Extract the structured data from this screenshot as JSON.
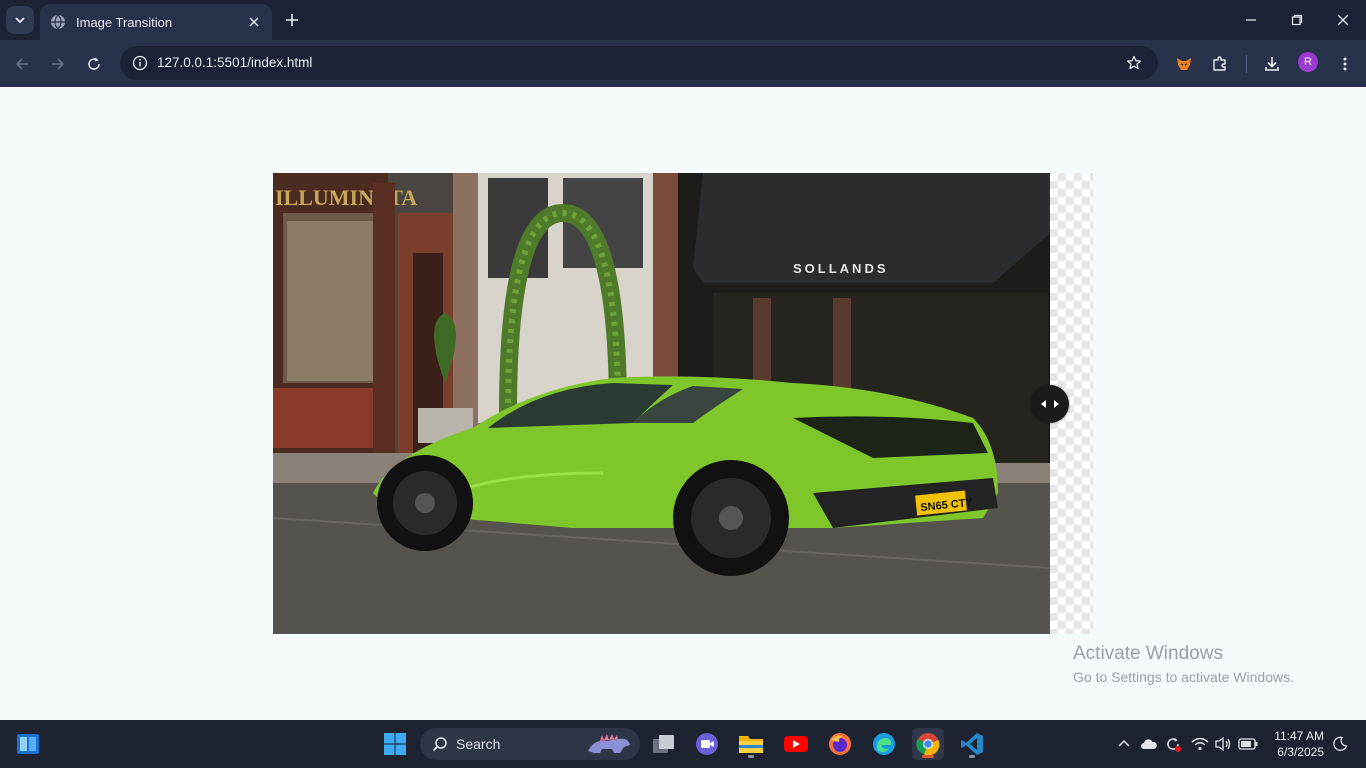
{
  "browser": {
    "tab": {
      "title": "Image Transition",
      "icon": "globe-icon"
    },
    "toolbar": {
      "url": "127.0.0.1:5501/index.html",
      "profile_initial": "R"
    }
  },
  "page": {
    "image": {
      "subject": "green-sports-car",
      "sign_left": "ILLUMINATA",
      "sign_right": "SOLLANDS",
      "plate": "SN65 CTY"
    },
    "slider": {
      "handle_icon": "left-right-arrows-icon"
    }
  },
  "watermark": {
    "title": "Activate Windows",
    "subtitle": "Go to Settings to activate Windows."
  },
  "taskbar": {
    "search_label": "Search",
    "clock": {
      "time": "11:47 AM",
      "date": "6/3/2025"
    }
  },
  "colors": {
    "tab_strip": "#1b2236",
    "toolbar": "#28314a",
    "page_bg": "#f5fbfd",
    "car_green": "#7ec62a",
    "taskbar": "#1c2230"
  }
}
┄┄┄┄┄┄┄┄┄┄
**JOB:** Copy the listing exactly. Any image in it stays out of the copy.

**ANSWER TO THIS TASK:**
Extract the structured data from this screenshot as JSON.
{
  "browser": {
    "tab": {
      "title": "Image Transition",
      "icon": "globe-icon"
    },
    "toolbar": {
      "url": "127.0.0.1:5501/index.html",
      "profile_initial": "R"
    }
  },
  "page": {
    "image": {
      "subject": "green-sports-car",
      "sign_left": "ILLUMINATA",
      "sign_right": "SOLLANDS",
      "plate": "SN65 CTY"
    },
    "slider": {
      "handle_icon": "left-right-arrows-icon"
    }
  },
  "watermark": {
    "title": "Activate Windows",
    "subtitle": "Go to Settings to activate Windows."
  },
  "taskbar": {
    "search_label": "Search",
    "clock": {
      "time": "11:47 AM",
      "date": "6/3/2025"
    }
  },
  "colors": {
    "tab_strip": "#1b2236",
    "toolbar": "#28314a",
    "page_bg": "#f5fbfd",
    "car_green": "#7ec62a",
    "taskbar": "#1c2230"
  }
}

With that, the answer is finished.